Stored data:
# # # # #

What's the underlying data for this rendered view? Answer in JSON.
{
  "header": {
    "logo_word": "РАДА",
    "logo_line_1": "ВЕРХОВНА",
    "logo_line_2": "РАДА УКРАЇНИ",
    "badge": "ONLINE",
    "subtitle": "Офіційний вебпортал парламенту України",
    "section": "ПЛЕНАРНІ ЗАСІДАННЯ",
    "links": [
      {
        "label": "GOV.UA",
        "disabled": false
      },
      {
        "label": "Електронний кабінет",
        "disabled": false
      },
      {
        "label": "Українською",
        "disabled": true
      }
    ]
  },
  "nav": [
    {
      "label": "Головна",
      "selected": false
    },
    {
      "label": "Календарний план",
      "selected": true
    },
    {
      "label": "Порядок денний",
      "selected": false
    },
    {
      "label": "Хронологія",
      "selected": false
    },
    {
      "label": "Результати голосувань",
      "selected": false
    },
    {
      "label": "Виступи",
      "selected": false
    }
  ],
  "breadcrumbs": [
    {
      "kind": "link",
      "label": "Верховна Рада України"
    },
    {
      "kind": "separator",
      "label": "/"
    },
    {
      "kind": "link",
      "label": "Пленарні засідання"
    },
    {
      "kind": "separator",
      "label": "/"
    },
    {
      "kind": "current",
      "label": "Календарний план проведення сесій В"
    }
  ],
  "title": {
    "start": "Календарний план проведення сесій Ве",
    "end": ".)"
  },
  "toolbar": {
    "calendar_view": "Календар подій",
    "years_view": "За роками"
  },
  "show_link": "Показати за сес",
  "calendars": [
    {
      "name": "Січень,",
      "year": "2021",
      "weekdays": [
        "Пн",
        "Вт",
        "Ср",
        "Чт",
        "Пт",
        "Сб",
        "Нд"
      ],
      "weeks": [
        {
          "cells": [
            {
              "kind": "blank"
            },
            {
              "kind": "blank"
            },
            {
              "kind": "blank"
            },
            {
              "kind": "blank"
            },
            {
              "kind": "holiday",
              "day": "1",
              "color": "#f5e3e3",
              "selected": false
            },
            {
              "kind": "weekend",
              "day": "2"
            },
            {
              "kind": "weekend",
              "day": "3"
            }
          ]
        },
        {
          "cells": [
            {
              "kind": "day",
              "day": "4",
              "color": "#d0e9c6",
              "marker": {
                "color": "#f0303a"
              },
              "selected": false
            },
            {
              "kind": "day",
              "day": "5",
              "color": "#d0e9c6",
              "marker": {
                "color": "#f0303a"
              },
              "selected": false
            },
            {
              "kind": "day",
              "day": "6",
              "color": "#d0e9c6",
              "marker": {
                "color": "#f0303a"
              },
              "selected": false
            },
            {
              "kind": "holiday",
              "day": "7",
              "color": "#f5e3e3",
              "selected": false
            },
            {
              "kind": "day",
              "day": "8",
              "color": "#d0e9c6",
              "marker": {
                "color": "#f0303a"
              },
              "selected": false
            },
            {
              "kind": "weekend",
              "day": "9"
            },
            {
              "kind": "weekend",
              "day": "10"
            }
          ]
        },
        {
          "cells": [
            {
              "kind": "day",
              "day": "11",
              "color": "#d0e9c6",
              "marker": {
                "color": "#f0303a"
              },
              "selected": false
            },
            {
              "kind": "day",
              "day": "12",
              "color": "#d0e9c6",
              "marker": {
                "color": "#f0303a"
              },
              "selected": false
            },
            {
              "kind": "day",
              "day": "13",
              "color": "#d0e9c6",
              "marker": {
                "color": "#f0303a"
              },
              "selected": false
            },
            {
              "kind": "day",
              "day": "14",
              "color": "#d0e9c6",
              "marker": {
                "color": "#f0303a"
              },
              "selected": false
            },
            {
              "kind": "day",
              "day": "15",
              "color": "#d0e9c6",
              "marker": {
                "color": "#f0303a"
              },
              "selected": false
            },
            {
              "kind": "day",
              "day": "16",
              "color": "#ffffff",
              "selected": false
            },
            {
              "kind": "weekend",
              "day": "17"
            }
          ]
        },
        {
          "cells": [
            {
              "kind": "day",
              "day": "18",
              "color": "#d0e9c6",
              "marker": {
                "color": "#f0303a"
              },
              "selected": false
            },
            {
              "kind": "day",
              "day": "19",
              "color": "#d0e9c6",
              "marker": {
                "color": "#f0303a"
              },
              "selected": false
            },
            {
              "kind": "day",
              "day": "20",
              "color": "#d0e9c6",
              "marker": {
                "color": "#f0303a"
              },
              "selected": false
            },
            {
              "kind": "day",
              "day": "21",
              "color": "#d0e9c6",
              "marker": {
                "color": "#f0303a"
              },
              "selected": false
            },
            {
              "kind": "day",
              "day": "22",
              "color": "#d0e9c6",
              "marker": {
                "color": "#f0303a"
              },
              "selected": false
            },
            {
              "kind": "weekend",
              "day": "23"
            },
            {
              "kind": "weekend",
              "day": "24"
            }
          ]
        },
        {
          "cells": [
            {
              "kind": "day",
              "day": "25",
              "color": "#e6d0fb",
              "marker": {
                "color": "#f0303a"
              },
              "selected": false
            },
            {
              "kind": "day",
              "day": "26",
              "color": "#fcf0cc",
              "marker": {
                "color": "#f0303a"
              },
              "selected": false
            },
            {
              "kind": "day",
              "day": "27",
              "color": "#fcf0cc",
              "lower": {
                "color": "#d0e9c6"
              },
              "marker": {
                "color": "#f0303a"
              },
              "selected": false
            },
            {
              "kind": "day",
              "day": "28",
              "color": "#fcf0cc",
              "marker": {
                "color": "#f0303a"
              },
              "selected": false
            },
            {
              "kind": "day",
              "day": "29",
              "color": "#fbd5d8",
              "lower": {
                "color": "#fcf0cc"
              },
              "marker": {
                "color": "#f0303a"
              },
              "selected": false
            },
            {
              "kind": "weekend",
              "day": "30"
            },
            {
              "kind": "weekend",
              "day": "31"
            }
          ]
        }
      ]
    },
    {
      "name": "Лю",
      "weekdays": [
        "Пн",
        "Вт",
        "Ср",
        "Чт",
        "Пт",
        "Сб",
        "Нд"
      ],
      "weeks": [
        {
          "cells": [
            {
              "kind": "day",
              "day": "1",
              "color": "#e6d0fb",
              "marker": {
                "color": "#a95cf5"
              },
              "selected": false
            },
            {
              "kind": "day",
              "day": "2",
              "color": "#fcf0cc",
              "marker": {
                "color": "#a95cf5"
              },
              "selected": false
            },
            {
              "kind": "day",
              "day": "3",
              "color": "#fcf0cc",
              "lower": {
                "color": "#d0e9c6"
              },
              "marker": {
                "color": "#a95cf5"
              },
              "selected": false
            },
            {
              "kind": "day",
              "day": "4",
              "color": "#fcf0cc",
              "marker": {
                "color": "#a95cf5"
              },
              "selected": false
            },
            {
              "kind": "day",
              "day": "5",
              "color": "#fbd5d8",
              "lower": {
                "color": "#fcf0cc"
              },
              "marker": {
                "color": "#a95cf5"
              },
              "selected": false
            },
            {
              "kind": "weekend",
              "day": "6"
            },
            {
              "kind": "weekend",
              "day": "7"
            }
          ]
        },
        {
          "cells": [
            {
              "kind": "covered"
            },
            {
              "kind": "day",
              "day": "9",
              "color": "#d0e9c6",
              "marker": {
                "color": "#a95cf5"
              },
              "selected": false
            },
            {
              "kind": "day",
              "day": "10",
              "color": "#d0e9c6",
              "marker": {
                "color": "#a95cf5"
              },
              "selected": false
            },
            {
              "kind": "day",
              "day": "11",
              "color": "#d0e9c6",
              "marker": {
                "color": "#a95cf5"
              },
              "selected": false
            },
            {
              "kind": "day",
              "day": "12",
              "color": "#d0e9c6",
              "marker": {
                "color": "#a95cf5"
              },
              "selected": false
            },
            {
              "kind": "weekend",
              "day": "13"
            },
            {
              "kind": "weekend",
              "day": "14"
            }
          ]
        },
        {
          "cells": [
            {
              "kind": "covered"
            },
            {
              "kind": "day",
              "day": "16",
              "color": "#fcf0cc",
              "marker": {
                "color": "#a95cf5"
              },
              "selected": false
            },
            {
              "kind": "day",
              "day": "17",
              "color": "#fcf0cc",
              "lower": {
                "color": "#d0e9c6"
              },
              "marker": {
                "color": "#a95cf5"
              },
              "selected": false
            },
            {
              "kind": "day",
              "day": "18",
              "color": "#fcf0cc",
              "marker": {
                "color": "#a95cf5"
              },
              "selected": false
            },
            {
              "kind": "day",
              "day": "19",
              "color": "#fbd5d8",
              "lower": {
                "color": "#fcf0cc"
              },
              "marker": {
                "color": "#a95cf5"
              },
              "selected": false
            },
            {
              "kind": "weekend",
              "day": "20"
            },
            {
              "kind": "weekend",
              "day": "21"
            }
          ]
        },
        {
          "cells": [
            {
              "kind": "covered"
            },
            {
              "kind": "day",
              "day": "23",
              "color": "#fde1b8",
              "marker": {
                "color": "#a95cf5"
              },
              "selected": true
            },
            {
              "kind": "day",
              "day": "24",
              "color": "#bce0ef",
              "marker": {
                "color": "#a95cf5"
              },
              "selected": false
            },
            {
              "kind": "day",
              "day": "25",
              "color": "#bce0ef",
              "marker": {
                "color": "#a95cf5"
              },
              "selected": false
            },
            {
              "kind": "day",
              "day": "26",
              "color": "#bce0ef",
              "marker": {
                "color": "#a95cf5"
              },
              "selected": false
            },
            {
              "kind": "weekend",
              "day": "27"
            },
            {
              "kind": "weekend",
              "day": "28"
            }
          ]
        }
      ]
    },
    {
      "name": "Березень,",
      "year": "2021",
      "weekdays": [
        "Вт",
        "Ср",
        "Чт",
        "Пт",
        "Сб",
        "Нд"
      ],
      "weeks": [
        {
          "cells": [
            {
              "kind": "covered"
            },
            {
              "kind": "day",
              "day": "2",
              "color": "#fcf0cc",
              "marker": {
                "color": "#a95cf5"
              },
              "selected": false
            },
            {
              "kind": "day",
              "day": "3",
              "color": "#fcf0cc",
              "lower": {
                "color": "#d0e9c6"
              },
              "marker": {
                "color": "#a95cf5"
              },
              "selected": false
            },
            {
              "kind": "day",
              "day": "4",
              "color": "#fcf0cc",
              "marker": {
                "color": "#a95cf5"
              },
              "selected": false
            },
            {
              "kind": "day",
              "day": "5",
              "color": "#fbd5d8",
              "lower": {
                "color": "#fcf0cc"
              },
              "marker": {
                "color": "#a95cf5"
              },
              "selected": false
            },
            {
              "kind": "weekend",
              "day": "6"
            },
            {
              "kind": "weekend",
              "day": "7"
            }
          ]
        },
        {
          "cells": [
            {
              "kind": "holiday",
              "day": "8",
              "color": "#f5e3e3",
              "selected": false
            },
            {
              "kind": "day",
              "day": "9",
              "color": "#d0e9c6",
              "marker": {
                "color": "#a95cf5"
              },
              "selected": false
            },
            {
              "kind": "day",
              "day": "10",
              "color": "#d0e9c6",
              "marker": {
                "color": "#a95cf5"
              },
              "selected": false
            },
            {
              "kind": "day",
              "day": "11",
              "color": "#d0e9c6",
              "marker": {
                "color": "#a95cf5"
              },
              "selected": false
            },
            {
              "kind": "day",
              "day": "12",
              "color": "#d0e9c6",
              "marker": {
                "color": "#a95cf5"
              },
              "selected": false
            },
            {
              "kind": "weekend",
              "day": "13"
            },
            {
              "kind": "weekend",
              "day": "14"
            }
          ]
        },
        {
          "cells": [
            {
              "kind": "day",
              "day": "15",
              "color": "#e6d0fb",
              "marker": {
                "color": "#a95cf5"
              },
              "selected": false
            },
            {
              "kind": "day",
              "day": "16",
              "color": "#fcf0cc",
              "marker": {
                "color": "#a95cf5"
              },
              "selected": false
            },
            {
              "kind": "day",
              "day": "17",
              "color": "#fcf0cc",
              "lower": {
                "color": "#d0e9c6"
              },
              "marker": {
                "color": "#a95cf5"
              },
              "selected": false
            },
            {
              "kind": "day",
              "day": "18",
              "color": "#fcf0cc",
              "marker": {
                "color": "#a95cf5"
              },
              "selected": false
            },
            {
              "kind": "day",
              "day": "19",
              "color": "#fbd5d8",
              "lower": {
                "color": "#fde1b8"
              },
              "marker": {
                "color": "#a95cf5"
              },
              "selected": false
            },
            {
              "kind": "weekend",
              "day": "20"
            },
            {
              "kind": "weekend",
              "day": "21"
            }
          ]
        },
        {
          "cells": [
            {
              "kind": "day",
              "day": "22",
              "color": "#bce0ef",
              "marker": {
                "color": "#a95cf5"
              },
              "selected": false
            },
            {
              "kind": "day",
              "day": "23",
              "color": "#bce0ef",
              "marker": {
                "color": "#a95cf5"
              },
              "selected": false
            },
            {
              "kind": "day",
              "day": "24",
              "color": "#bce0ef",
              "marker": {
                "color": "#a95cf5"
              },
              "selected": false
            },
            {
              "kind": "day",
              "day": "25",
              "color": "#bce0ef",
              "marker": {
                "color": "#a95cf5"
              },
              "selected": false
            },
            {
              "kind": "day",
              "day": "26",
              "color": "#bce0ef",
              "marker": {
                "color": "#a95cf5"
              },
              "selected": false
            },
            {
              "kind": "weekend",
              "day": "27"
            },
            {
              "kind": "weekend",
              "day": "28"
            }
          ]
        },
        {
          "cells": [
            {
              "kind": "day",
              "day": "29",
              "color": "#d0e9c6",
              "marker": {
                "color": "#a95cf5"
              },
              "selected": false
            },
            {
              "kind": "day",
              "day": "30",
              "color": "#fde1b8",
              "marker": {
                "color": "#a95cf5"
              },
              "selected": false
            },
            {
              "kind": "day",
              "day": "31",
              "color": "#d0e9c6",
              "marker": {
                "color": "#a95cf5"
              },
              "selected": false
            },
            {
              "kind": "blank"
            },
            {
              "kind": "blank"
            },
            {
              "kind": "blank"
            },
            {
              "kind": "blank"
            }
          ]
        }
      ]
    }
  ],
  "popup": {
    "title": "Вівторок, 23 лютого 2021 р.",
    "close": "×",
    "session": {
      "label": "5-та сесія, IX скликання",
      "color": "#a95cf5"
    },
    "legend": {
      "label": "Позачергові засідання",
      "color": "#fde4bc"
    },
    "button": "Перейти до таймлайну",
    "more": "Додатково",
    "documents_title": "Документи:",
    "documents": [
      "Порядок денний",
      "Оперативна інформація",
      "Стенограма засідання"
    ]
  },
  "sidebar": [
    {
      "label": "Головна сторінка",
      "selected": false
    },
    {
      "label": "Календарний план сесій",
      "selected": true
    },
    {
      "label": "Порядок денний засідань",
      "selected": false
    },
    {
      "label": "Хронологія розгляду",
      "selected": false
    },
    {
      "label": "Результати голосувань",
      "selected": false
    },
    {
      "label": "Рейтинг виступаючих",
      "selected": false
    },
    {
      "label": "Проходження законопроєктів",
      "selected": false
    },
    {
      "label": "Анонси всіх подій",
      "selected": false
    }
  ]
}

# # # # #

▸ Given request
Select from the material above each line in which the string "Календарний" appears, and list those lines.

▸ Written answer
      "label": "Календарний план",
      "label": "Календарний план проведення сесій В"
    "start": "Календарний план проведення сесій Ве",
      "label": "Календарний план сесій",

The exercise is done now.